→ **TASK DIRECTIONS**
The records below are to be quoted in full; please keep every word exact.

═════ GIVEN RECORDS ═════

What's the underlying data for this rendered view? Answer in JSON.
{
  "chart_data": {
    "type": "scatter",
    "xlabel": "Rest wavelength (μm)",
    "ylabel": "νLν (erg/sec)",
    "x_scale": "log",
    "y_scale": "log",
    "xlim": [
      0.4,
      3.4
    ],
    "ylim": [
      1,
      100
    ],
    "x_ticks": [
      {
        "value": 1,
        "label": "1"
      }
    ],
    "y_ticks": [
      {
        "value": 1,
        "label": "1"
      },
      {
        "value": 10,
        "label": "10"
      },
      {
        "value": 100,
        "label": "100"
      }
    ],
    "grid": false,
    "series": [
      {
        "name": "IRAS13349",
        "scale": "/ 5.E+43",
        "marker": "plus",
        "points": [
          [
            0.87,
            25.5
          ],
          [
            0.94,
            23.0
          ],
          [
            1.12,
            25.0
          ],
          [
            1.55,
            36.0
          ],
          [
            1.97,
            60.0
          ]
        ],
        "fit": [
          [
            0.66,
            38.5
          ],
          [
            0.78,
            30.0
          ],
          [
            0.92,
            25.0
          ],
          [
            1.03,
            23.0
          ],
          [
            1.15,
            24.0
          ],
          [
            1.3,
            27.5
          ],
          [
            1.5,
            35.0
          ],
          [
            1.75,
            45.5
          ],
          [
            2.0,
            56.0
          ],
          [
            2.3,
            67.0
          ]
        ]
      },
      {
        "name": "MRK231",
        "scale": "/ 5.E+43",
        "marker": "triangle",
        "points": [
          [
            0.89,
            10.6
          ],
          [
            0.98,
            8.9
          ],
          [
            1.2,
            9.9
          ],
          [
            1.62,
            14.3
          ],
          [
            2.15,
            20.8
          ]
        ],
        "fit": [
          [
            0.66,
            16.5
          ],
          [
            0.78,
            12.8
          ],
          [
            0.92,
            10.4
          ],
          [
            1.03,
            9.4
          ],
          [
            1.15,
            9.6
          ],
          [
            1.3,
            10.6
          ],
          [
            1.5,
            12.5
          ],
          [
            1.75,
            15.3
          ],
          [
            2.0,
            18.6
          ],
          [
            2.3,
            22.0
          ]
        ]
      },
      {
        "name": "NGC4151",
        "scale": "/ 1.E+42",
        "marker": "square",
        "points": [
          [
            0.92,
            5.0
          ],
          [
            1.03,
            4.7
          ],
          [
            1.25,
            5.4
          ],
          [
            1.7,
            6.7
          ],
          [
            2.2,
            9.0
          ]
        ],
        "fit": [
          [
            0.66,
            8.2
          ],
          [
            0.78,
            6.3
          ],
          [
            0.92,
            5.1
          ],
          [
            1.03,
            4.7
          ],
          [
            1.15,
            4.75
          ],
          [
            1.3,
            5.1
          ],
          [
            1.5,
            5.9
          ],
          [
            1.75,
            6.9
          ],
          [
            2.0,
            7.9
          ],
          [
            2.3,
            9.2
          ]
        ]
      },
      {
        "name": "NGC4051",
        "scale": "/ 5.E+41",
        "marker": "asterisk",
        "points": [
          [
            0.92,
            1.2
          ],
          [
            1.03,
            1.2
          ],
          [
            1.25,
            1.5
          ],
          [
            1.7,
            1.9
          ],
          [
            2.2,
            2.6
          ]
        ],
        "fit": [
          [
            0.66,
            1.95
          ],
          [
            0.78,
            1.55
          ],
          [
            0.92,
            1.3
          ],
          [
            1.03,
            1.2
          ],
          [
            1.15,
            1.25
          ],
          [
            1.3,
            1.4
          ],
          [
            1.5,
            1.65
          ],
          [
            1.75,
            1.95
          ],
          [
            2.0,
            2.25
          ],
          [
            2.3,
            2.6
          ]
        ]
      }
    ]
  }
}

═════

→ **ANSWER TO THIS PROBLEM**
What's the underlying data for this rendered view? Answer in JSON.
{
  "chart_data": {
    "type": "scatter",
    "xlabel": "Rest wavelength (μm)",
    "ylabel": "νLν (erg/sec)",
    "x_scale": "log",
    "y_scale": "log",
    "xlim": [
      0.4,
      3.4
    ],
    "ylim": [
      1,
      100
    ],
    "x_ticks": [
      {
        "value": 1,
        "label": "1"
      }
    ],
    "y_ticks": [
      {
        "value": 1,
        "label": "1"
      },
      {
        "value": 10,
        "label": "10"
      },
      {
        "value": 100,
        "label": "100"
      }
    ],
    "grid": false,
    "series": [
      {
        "name": "IRAS13349",
        "scale": "/ 5.E+43",
        "marker": "plus",
        "points": [
          [
            0.87,
            25.5
          ],
          [
            0.94,
            23.0
          ],
          [
            1.12,
            25.0
          ],
          [
            1.55,
            36.0
          ],
          [
            1.97,
            60.0
          ]
        ],
        "fit": [
          [
            0.66,
            38.5
          ],
          [
            0.78,
            30.0
          ],
          [
            0.92,
            25.0
          ],
          [
            1.03,
            23.0
          ],
          [
            1.15,
            24.0
          ],
          [
            1.3,
            27.5
          ],
          [
            1.5,
            35.0
          ],
          [
            1.75,
            45.5
          ],
          [
            2.0,
            56.0
          ],
          [
            2.3,
            67.0
          ]
        ]
      },
      {
        "name": "MRK231",
        "scale": "/ 5.E+43",
        "marker": "triangle",
        "points": [
          [
            0.89,
            10.6
          ],
          [
            0.98,
            8.9
          ],
          [
            1.2,
            9.9
          ],
          [
            1.62,
            14.3
          ],
          [
            2.15,
            20.8
          ]
        ],
        "fit": [
          [
            0.66,
            16.5
          ],
          [
            0.78,
            12.8
          ],
          [
            0.92,
            10.4
          ],
          [
            1.03,
            9.4
          ],
          [
            1.15,
            9.6
          ],
          [
            1.3,
            10.6
          ],
          [
            1.5,
            12.5
          ],
          [
            1.75,
            15.3
          ],
          [
            2.0,
            18.6
          ],
          [
            2.3,
            22.0
          ]
        ]
      },
      {
        "name": "NGC4151",
        "scale": "/ 1.E+42",
        "marker": "square",
        "points": [
          [
            0.92,
            5.0
          ],
          [
            1.03,
            4.7
          ],
          [
            1.25,
            5.4
          ],
          [
            1.7,
            6.7
          ],
          [
            2.2,
            9.0
          ]
        ],
        "fit": [
          [
            0.66,
            8.2
          ],
          [
            0.78,
            6.3
          ],
          [
            0.92,
            5.1
          ],
          [
            1.03,
            4.7
          ],
          [
            1.15,
            4.75
          ],
          [
            1.3,
            5.1
          ],
          [
            1.5,
            5.9
          ],
          [
            1.75,
            6.9
          ],
          [
            2.0,
            7.9
          ],
          [
            2.3,
            9.2
          ]
        ]
      },
      {
        "name": "NGC4051",
        "scale": "/ 5.E+41",
        "marker": "asterisk",
        "points": [
          [
            0.92,
            1.2
          ],
          [
            1.03,
            1.2
          ],
          [
            1.25,
            1.5
          ],
          [
            1.7,
            1.9
          ],
          [
            2.2,
            2.6
          ]
        ],
        "fit": [
          [
            0.66,
            1.95
          ],
          [
            0.78,
            1.55
          ],
          [
            0.92,
            1.3
          ],
          [
            1.03,
            1.2
          ],
          [
            1.15,
            1.25
          ],
          [
            1.3,
            1.4
          ],
          [
            1.5,
            1.65
          ],
          [
            1.75,
            1.95
          ],
          [
            2.0,
            2.25
          ],
          [
            2.3,
            2.6
          ]
        ]
      }
    ]
  }
}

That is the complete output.